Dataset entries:
------

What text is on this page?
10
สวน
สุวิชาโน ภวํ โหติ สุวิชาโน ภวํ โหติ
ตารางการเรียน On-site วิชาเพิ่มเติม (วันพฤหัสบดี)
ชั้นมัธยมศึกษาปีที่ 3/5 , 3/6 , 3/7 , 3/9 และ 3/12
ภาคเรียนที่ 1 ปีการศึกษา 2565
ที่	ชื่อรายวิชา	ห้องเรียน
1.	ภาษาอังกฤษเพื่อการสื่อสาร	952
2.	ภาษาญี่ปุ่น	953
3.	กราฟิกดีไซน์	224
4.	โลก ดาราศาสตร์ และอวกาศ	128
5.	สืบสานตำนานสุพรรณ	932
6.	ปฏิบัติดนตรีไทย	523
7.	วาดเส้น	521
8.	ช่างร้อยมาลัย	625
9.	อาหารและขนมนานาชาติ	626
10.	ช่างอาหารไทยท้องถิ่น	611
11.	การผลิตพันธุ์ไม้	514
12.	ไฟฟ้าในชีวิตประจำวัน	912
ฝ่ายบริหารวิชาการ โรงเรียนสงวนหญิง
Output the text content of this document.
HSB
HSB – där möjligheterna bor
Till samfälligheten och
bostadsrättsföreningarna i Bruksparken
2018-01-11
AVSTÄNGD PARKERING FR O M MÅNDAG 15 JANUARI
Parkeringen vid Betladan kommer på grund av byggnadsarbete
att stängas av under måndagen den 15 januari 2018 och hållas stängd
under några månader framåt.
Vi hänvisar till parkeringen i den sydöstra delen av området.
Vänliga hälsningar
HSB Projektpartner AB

------

[TO DO]: From the listing above, pick out each line where the word "text" appears.

[EXERCISE OUTPUT]:
What text is on this page?
Output the text content of this document.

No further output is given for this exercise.